* Start *

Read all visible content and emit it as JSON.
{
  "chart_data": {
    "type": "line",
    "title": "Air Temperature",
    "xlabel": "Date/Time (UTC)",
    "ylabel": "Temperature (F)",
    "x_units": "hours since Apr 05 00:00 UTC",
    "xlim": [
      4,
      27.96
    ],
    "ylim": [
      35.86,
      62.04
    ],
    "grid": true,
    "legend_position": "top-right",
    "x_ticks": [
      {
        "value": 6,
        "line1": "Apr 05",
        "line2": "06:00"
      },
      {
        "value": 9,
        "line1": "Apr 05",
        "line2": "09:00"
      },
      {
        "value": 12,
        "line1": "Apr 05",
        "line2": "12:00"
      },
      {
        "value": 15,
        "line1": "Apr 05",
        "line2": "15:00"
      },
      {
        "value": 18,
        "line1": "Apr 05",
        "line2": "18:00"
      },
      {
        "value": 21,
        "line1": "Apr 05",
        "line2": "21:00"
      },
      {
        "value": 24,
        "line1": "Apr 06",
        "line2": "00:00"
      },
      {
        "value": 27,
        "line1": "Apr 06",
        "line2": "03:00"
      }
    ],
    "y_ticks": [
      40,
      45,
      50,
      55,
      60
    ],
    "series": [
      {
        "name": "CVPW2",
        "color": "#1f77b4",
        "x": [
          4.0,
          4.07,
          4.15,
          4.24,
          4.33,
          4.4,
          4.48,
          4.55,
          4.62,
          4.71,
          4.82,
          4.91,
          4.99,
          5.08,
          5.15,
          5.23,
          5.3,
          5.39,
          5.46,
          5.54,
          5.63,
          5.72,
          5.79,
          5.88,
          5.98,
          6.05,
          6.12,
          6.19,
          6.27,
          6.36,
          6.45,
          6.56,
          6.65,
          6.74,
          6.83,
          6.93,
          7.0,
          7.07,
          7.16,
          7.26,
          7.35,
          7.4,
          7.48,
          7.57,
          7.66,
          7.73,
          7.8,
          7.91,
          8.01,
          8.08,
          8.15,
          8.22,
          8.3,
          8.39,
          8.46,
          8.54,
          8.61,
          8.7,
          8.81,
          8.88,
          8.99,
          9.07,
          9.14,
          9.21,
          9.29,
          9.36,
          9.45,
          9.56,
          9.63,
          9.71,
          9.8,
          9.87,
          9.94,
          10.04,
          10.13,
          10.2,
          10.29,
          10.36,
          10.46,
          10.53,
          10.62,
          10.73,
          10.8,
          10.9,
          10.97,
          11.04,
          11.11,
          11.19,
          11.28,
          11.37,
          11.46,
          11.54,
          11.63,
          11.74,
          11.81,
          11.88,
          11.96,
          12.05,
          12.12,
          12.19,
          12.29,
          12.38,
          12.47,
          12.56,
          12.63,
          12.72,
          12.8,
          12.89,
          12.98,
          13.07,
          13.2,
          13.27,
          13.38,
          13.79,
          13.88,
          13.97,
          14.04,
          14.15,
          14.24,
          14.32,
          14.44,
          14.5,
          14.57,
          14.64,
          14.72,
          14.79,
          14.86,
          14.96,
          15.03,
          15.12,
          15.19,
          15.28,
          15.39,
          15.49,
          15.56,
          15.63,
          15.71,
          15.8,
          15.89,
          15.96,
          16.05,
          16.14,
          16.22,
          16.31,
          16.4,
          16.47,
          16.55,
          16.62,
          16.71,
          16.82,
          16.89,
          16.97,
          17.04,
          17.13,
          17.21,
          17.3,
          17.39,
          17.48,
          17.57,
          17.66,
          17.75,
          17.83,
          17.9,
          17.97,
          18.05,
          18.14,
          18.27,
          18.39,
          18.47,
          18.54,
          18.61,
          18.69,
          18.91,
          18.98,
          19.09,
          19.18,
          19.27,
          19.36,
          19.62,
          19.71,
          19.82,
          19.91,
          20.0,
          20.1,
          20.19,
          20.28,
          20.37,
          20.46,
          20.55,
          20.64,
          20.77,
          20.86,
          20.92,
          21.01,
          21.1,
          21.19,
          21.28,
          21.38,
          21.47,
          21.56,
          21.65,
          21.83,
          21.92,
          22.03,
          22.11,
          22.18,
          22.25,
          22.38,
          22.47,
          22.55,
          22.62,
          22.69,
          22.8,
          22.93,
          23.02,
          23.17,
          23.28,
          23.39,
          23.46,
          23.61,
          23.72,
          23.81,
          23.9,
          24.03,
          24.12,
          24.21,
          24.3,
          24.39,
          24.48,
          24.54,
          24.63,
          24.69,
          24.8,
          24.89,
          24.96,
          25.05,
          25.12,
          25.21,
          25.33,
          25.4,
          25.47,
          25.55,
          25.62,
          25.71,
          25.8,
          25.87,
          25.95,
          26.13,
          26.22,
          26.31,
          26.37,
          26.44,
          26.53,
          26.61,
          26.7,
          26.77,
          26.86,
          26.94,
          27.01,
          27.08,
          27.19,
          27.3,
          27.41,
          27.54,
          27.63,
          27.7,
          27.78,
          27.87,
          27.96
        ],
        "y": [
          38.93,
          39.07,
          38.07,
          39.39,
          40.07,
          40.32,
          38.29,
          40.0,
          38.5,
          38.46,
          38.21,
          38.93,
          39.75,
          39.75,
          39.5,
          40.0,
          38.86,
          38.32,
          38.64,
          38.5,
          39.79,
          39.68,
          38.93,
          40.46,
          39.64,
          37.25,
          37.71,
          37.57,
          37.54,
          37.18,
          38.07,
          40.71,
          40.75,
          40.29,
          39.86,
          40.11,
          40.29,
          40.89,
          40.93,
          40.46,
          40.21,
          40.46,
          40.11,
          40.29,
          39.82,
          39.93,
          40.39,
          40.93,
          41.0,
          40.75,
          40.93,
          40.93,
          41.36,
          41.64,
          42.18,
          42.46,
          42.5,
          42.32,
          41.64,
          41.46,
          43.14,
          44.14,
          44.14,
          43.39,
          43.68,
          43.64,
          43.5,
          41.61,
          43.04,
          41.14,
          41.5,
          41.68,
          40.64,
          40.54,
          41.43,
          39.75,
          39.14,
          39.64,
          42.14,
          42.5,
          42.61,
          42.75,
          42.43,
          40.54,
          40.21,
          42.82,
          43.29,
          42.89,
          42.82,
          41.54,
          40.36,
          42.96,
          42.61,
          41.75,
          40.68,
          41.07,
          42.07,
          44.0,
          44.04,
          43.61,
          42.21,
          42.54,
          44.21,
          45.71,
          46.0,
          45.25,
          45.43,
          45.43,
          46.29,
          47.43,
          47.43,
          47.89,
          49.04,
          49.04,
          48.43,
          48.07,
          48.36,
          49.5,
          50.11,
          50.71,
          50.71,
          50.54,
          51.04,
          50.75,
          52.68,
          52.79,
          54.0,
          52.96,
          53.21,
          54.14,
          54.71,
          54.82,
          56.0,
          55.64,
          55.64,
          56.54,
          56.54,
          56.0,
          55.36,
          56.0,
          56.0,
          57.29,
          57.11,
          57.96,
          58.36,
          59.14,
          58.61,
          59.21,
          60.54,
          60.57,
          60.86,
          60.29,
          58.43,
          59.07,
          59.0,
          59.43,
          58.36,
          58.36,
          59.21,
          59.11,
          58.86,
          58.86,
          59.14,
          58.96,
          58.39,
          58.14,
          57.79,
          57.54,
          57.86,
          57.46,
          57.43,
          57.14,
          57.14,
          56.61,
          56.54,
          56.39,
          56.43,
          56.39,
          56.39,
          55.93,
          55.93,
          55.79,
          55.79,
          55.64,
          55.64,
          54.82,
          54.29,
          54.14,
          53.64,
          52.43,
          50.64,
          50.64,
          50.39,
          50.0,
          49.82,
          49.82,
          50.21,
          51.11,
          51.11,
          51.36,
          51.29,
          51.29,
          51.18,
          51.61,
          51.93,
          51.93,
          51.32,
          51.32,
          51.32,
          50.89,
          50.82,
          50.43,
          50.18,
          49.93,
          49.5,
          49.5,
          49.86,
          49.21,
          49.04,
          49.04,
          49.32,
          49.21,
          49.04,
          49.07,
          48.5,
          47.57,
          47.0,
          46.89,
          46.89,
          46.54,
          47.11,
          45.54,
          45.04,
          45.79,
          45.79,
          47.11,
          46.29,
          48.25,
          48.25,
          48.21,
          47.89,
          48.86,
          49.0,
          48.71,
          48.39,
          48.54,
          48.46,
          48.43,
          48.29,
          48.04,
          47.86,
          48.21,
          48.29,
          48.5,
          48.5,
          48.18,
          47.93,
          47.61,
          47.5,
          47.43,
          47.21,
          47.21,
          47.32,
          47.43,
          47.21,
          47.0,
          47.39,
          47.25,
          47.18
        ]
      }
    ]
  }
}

* End *

■ TO BE DONE: Reproduce each line of the material containing the word "Temperature".

■ EXERCISE RESULT:
    "title": "Air Temperature",
    "ylabel": "Temperature (F)",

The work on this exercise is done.